Written request
Show every line in the records below that contains the word "있습니다".

Entries provided
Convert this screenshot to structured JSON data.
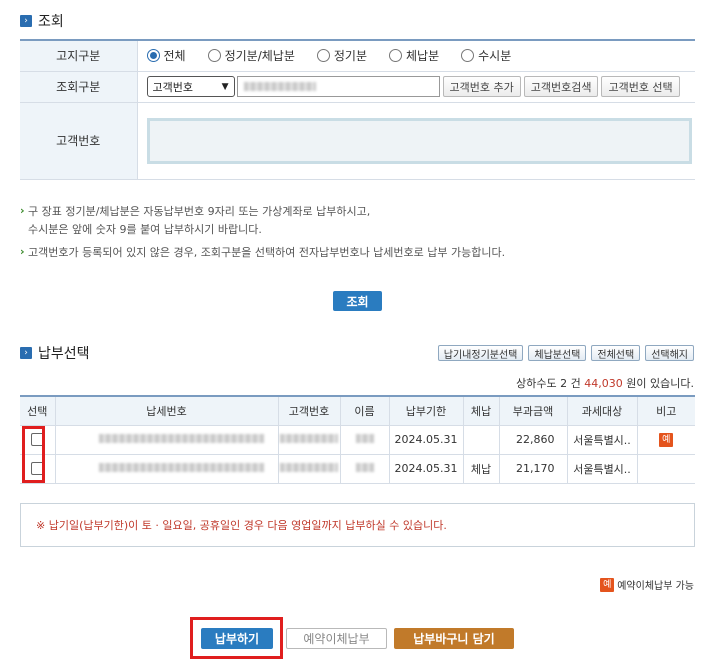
{
  "section_inquiry": {
    "title": "조회",
    "icon": "section-arrow-icon"
  },
  "form": {
    "notice_type_label": "고지구분",
    "notice_types": [
      "전체",
      "정기분/체납분",
      "정기분",
      "체납분",
      "수시분"
    ],
    "notice_type_selected": "전체",
    "search_type_label": "조회구분",
    "search_type_value": "고객번호",
    "add_button": "고객번호 추가",
    "search_button": "고객번호검색",
    "select_button": "고객번호 선택",
    "customer_no_label": "고객번호"
  },
  "notes": [
    "구 장표 정기분/체납분은 자동납부번호 9자리 또는 가상계좌로 납부하시고,",
    "수시분은 앞에 숫자 9를 붙여 납부하시기 바랍니다.",
    "고객번호가 등록되어 있지 않은 경우, 조회구분을 선택하여 전자납부번호나 납세번호로 납부 가능합니다."
  ],
  "inquiry_button": "조회",
  "section_payment": {
    "title": "납부선택",
    "icon": "section-arrow-icon"
  },
  "tools": [
    "납기내정기분선택",
    "체납분선택",
    "전체선택",
    "선택해지"
  ],
  "summary": {
    "prefix": "상하수도",
    "count": "2",
    "mid": "건",
    "amount": "44,030",
    "suffix": "원이 있습니다."
  },
  "table": {
    "headers": [
      "선택",
      "납세번호",
      "고객번호",
      "이름",
      "납부기한",
      "체납",
      "부과금액",
      "과세대상",
      "비고"
    ],
    "rows": [
      {
        "due": "2024.05.31",
        "overdue": "",
        "amount": "22,860",
        "target": "서울특별시..",
        "note_badge": "예"
      },
      {
        "due": "2024.05.31",
        "overdue": "체납",
        "amount": "21,170",
        "target": "서울특별시..",
        "note_badge": ""
      }
    ]
  },
  "notice_text": "※ 납기일(납부기한)이 토 · 일요일, 공휴일인 경우 다음 영업일까지 납부하실 수 있습니다.",
  "legend": {
    "badge": "예",
    "label": "예약이체납부 가능"
  },
  "bottom": {
    "pay": "납부하기",
    "reserve": "예약이체납부",
    "cart": "납부바구니 담기"
  },
  "colors": {
    "accent": "#2a7cc0",
    "highlight": "#e01e1e",
    "cart": "#c17a2a"
  }
}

Worked answer
    "suffix": "원이 있습니다."
  "notice_text": "※ 납기일(납부기한)이 토 · 일요일, 공휴일인 경우 다음 영업일까지 납부하실 수 있습니다.",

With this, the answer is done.